(begin)

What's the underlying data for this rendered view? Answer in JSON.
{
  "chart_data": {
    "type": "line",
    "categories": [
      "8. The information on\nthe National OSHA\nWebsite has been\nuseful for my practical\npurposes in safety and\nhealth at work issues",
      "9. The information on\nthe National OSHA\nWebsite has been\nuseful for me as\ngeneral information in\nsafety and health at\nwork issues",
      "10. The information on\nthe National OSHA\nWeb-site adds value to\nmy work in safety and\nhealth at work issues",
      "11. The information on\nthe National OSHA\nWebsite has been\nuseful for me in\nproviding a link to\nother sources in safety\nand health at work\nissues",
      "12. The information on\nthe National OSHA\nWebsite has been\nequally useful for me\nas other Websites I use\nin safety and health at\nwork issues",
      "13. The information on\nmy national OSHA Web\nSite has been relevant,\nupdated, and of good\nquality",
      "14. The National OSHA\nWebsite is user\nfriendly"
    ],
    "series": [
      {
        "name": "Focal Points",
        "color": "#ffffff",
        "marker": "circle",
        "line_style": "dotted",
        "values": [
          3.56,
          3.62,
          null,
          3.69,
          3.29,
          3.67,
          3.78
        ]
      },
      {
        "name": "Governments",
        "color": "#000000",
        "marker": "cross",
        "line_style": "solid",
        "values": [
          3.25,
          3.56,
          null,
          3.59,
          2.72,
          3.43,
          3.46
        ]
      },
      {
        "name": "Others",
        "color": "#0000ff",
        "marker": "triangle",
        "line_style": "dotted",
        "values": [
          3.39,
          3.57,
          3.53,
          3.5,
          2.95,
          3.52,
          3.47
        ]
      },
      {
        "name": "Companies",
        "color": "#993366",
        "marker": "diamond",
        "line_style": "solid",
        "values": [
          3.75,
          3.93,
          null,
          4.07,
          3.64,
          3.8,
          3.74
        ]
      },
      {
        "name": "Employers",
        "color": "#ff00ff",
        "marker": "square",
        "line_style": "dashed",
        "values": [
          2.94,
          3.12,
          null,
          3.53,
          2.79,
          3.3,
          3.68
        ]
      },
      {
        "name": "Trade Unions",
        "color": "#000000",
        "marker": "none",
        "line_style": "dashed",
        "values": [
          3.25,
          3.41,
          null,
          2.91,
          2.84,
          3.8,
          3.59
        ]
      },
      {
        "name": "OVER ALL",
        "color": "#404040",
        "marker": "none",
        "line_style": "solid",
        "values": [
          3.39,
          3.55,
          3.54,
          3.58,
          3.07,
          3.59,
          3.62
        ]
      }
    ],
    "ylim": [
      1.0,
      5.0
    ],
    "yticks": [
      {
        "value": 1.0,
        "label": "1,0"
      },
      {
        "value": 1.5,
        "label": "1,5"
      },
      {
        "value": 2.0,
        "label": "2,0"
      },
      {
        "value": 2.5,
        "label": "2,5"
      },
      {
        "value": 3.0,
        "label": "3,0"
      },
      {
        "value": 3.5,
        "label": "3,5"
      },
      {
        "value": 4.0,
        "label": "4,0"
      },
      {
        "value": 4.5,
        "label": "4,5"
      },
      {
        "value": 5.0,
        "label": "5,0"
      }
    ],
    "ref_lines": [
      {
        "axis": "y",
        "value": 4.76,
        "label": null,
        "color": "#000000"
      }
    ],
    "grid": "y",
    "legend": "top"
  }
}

(end)

_Work required_: Spot every line that holds "been" and copy it.

_Task result_:
      "8. The information on\nthe National OSHA\nWebsite has been\nuseful for my practical\npurposes in safety and\nhealth at work issues",
      "9. The information on\nthe National OSHA\nWebsite has been\nuseful for me as\ngeneral information in\nsafety and health at\nwork issues",
      "11. The information on\nthe National OSHA\nWebsite has been\nuseful for me in\nproviding a link to\nother sources in safety\nand health at work\nissues",
      "12. The information on\nthe National OSHA\nWebsite has been\nequally useful for me\nas other Websites I use\nin safety and health at\nwork issues",
      "13. The information on\nmy national OSHA Web\nSite has been relevant,\nupdated, and of good\nquality",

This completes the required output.